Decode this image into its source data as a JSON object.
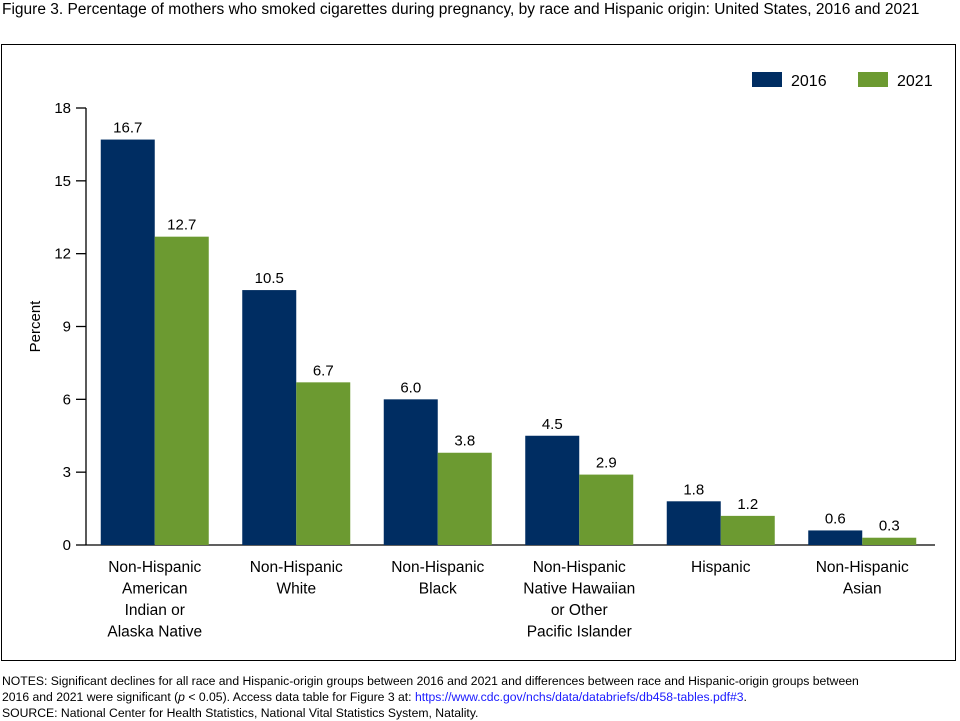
{
  "title": "Figure 3. Percentage of mothers who smoked cigarettes during pregnancy, by race and Hispanic origin: United States, 2016 and 2021",
  "chart_data": {
    "type": "bar",
    "ylabel": "Percent",
    "xlabel": "",
    "ylim": [
      0,
      18
    ],
    "yticks": [
      "0",
      "3",
      "6",
      "9",
      "12",
      "15",
      "18"
    ],
    "ytick_values": [
      0,
      3,
      6,
      9,
      12,
      15,
      18
    ],
    "legend_position": "top-right",
    "categories": [
      [
        "Non-Hispanic",
        "American",
        "Indian or",
        "Alaska Native"
      ],
      [
        "Non-Hispanic",
        "White"
      ],
      [
        "Non-Hispanic",
        "Black"
      ],
      [
        "Non-Hispanic",
        "Native Hawaiian",
        "or Other",
        "Pacific Islander"
      ],
      [
        "Hispanic"
      ],
      [
        "Non-Hispanic",
        "Asian"
      ]
    ],
    "series": [
      {
        "name": "2016",
        "color": "#002d62",
        "values": [
          16.7,
          10.5,
          6.0,
          4.5,
          1.8,
          0.6
        ],
        "labels": [
          "16.7",
          "10.5",
          "6.0",
          "4.5",
          "1.8",
          "0.6"
        ]
      },
      {
        "name": "2021",
        "color": "#6c9a31",
        "values": [
          12.7,
          6.7,
          3.8,
          2.9,
          1.2,
          0.3
        ],
        "labels": [
          "12.7",
          "6.7",
          "3.8",
          "2.9",
          "1.2",
          "0.3"
        ]
      }
    ],
    "grid": false
  },
  "notes": {
    "line1": "NOTES: Significant declines for all race and Hispanic-origin groups between 2016 and 2021 and differences between race and Hispanic-origin groups between",
    "line2_prefix": "2016 and 2021 were significant (",
    "line2_p": "p",
    "line2_middle": " < 0.05). Access data table for Figure 3 at: ",
    "link": "https://www.cdc.gov/nchs/data/databriefs/db458-tables.pdf#3",
    "line2_suffix": ".",
    "source": "SOURCE: National Center for Health Statistics, National Vital Statistics System, Natality."
  }
}
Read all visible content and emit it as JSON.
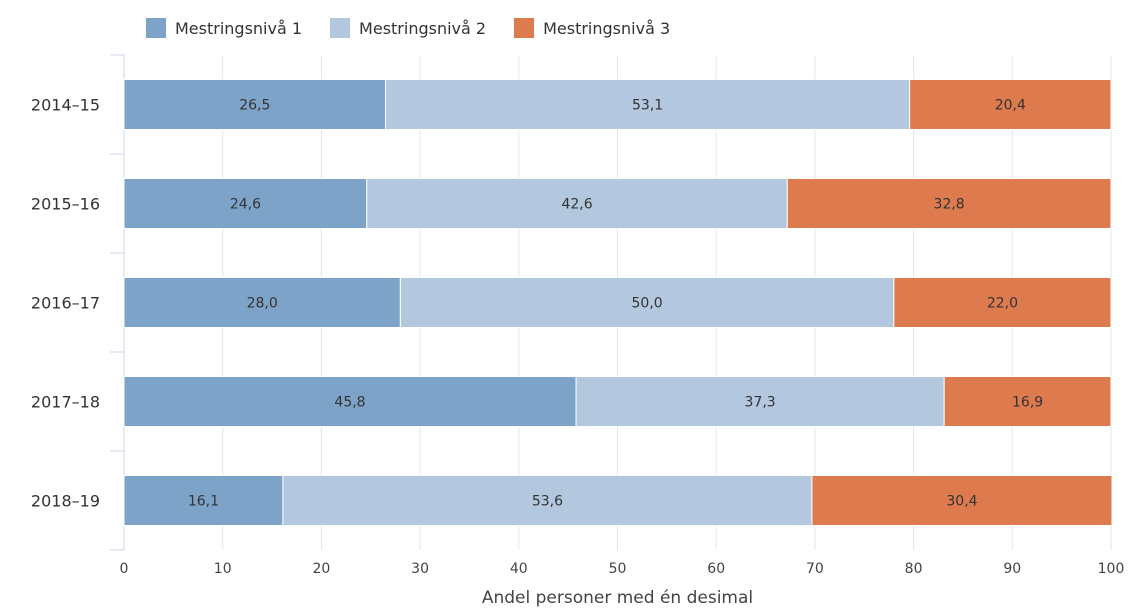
{
  "chart_data": {
    "type": "bar",
    "orientation": "horizontal",
    "stacked": true,
    "categories": [
      "2014–15",
      "2015–16",
      "2016–17",
      "2017–18",
      "2018–19"
    ],
    "series": [
      {
        "name": "Mestringsnivå 1",
        "color": "#7ea3c9",
        "values": [
          26.5,
          24.6,
          28.0,
          45.8,
          16.1
        ],
        "labels": [
          "26,5",
          "24,6",
          "28,0",
          "45,8",
          "16,1"
        ]
      },
      {
        "name": "Mestringsnivå 2",
        "color": "#b3c8de",
        "values": [
          53.1,
          42.6,
          50.0,
          37.3,
          53.6
        ],
        "labels": [
          "53,1",
          "42,6",
          "50,0",
          "37,3",
          "53,6"
        ]
      },
      {
        "name": "Mestringsnivå 3",
        "color": "#de7b4e",
        "values": [
          20.4,
          32.8,
          22.0,
          16.9,
          30.4
        ],
        "labels": [
          "20,4",
          "32,8",
          "22,0",
          "16,9",
          "30,4"
        ]
      }
    ],
    "xlabel": "Andel personer med én desimal",
    "xlim": [
      0,
      100
    ],
    "xticks": [
      "0",
      "10",
      "20",
      "30",
      "40",
      "50",
      "60",
      "70",
      "80",
      "90",
      "100"
    ],
    "grid": true,
    "legend_position": "top-left"
  }
}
◆ ◆ ◆
> TASK GOAL: Extract every line above that contains the word "name".

> FINAL RESULT:
        "name": "2016",
        "name": "2021",
        "name": "Mestringsnivå 1",
        "name": "Mestringsnivå 2",
        "name": "Mestringsnivå 3",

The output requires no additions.